▶ **STATED PROBLEM**
Without changing a character, return the entries, but not the images they hold.

Data tied to figure images:
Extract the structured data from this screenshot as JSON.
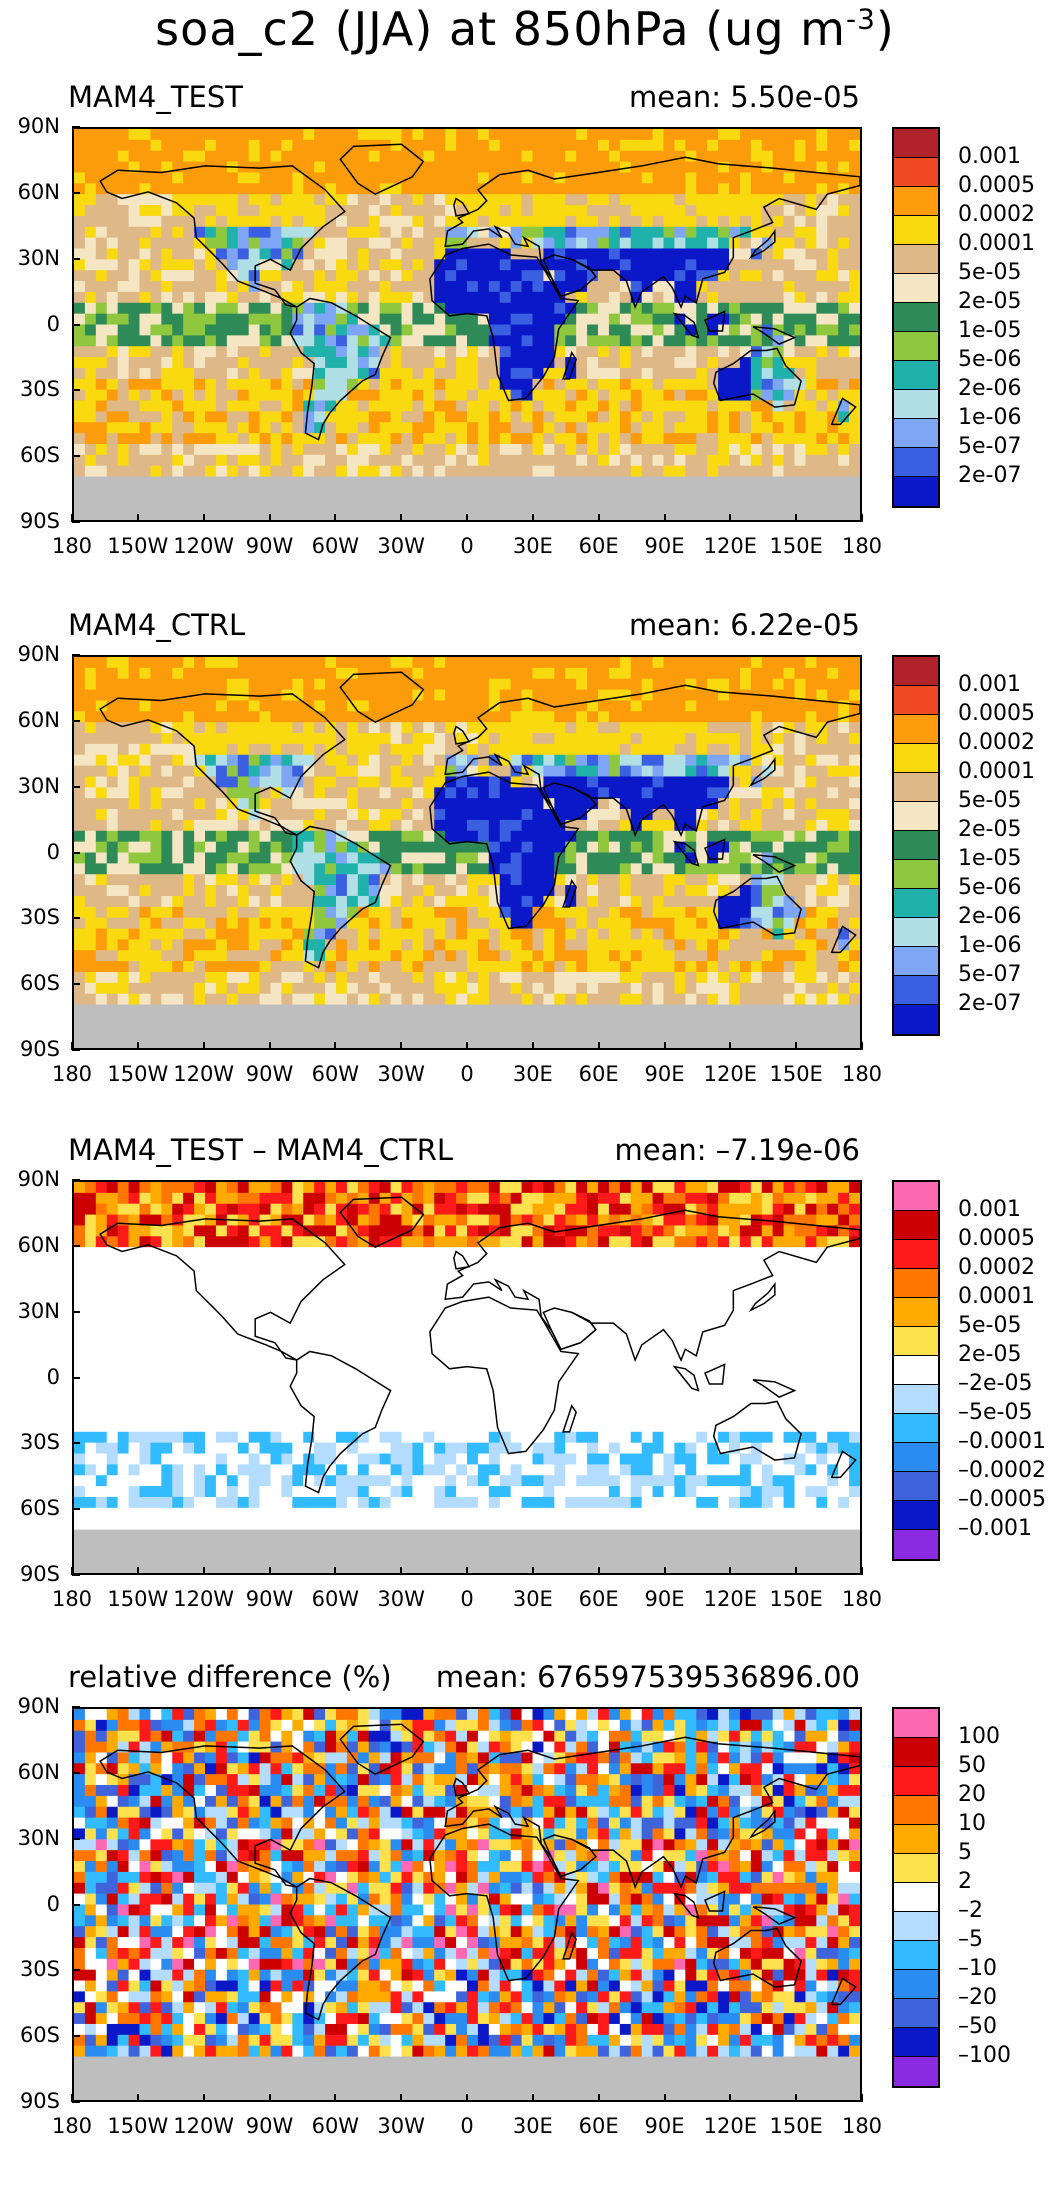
{
  "title_main": "soa_c2 (JJA) at 850hPa (ug m",
  "title_sup": "-3",
  "title_end": ")",
  "lat_labels": [
    "90N",
    "60N",
    "30N",
    "0",
    "30S",
    "60S",
    "90S"
  ],
  "lon_labels": [
    "180",
    "150W",
    "120W",
    "90W",
    "60W",
    "30W",
    "0",
    "30E",
    "60E",
    "90E",
    "120E",
    "150E",
    "180"
  ],
  "panels": [
    {
      "title": "MAM4_TEST",
      "mean": "mean: 5.50e-05",
      "levels": [
        "0.001",
        "0.0005",
        "0.0002",
        "0.0001",
        "5e-05",
        "2e-05",
        "1e-05",
        "5e-06",
        "2e-06",
        "1e-06",
        "5e-07",
        "2e-07"
      ],
      "colors": [
        "#b2222a",
        "#ef4a23",
        "#fd9c0a",
        "#f9d90f",
        "#deb887",
        "#f5e6c3",
        "#2e8b57",
        "#8fc73e",
        "#20b2aa",
        "#b0e0e6",
        "#7fa6f5",
        "#3a5fe0",
        "#0a18c8"
      ],
      "scheme": "conc"
    },
    {
      "title": "MAM4_CTRL",
      "mean": "mean: 6.22e-05",
      "levels": [
        "0.001",
        "0.0005",
        "0.0002",
        "0.0001",
        "5e-05",
        "2e-05",
        "1e-05",
        "5e-06",
        "2e-06",
        "1e-06",
        "5e-07",
        "2e-07"
      ],
      "colors": [
        "#b2222a",
        "#ef4a23",
        "#fd9c0a",
        "#f9d90f",
        "#deb887",
        "#f5e6c3",
        "#2e8b57",
        "#8fc73e",
        "#20b2aa",
        "#b0e0e6",
        "#7fa6f5",
        "#3a5fe0",
        "#0a18c8"
      ],
      "scheme": "conc"
    },
    {
      "title": "MAM4_TEST – MAM4_CTRL",
      "mean": "mean: –7.19e-06",
      "levels": [
        "0.001",
        "0.0005",
        "0.0002",
        "0.0001",
        "5e-05",
        "2e-05",
        "–2e-05",
        "–5e-05",
        "–0.0001",
        "–0.0002",
        "–0.0005",
        "–0.001"
      ],
      "colors": [
        "#ff69b4",
        "#cc0000",
        "#ff1a1a",
        "#ff7700",
        "#ffaa00",
        "#ffe14d",
        "#ffffff",
        "#b3dcff",
        "#33bbff",
        "#2a8cf0",
        "#3f63db",
        "#0a18c8",
        "#8a2be2"
      ],
      "scheme": "diff"
    },
    {
      "title": "relative difference (%)",
      "mean": "mean: 676597539536896.00",
      "levels": [
        "100",
        "50",
        "20",
        "10",
        "5",
        "2",
        "–2",
        "–5",
        "–10",
        "–20",
        "–50",
        "–100"
      ],
      "colors": [
        "#ff69b4",
        "#cc0000",
        "#ff1a1a",
        "#ff7700",
        "#ffaa00",
        "#ffe14d",
        "#ffffff",
        "#b3dcff",
        "#33bbff",
        "#2a8cf0",
        "#3f63db",
        "#0a18c8",
        "#8a2be2"
      ],
      "scheme": "rel"
    }
  ]
}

▶ **FULL SOLUTION**
Extract the structured data from this screenshot as JSON.
{
  "title_main": "soa_c2 (JJA) at 850hPa (ug m",
  "title_sup": "-3",
  "title_end": ")",
  "lat_labels": [
    "90N",
    "60N",
    "30N",
    "0",
    "30S",
    "60S",
    "90S"
  ],
  "lon_labels": [
    "180",
    "150W",
    "120W",
    "90W",
    "60W",
    "30W",
    "0",
    "30E",
    "60E",
    "90E",
    "120E",
    "150E",
    "180"
  ],
  "panels": [
    {
      "title": "MAM4_TEST",
      "mean": "mean: 5.50e-05",
      "levels": [
        "0.001",
        "0.0005",
        "0.0002",
        "0.0001",
        "5e-05",
        "2e-05",
        "1e-05",
        "5e-06",
        "2e-06",
        "1e-06",
        "5e-07",
        "2e-07"
      ],
      "colors": [
        "#b2222a",
        "#ef4a23",
        "#fd9c0a",
        "#f9d90f",
        "#deb887",
        "#f5e6c3",
        "#2e8b57",
        "#8fc73e",
        "#20b2aa",
        "#b0e0e6",
        "#7fa6f5",
        "#3a5fe0",
        "#0a18c8"
      ],
      "scheme": "conc"
    },
    {
      "title": "MAM4_CTRL",
      "mean": "mean: 6.22e-05",
      "levels": [
        "0.001",
        "0.0005",
        "0.0002",
        "0.0001",
        "5e-05",
        "2e-05",
        "1e-05",
        "5e-06",
        "2e-06",
        "1e-06",
        "5e-07",
        "2e-07"
      ],
      "colors": [
        "#b2222a",
        "#ef4a23",
        "#fd9c0a",
        "#f9d90f",
        "#deb887",
        "#f5e6c3",
        "#2e8b57",
        "#8fc73e",
        "#20b2aa",
        "#b0e0e6",
        "#7fa6f5",
        "#3a5fe0",
        "#0a18c8"
      ],
      "scheme": "conc"
    },
    {
      "title": "MAM4_TEST – MAM4_CTRL",
      "mean": "mean: –7.19e-06",
      "levels": [
        "0.001",
        "0.0005",
        "0.0002",
        "0.0001",
        "5e-05",
        "2e-05",
        "–2e-05",
        "–5e-05",
        "–0.0001",
        "–0.0002",
        "–0.0005",
        "–0.001"
      ],
      "colors": [
        "#ff69b4",
        "#cc0000",
        "#ff1a1a",
        "#ff7700",
        "#ffaa00",
        "#ffe14d",
        "#ffffff",
        "#b3dcff",
        "#33bbff",
        "#2a8cf0",
        "#3f63db",
        "#0a18c8",
        "#8a2be2"
      ],
      "scheme": "diff"
    },
    {
      "title": "relative difference (%)",
      "mean": "mean: 676597539536896.00",
      "levels": [
        "100",
        "50",
        "20",
        "10",
        "5",
        "2",
        "–2",
        "–5",
        "–10",
        "–20",
        "–50",
        "–100"
      ],
      "colors": [
        "#ff69b4",
        "#cc0000",
        "#ff1a1a",
        "#ff7700",
        "#ffaa00",
        "#ffe14d",
        "#ffffff",
        "#b3dcff",
        "#33bbff",
        "#2a8cf0",
        "#3f63db",
        "#0a18c8",
        "#8a2be2"
      ],
      "scheme": "rel"
    }
  ]
}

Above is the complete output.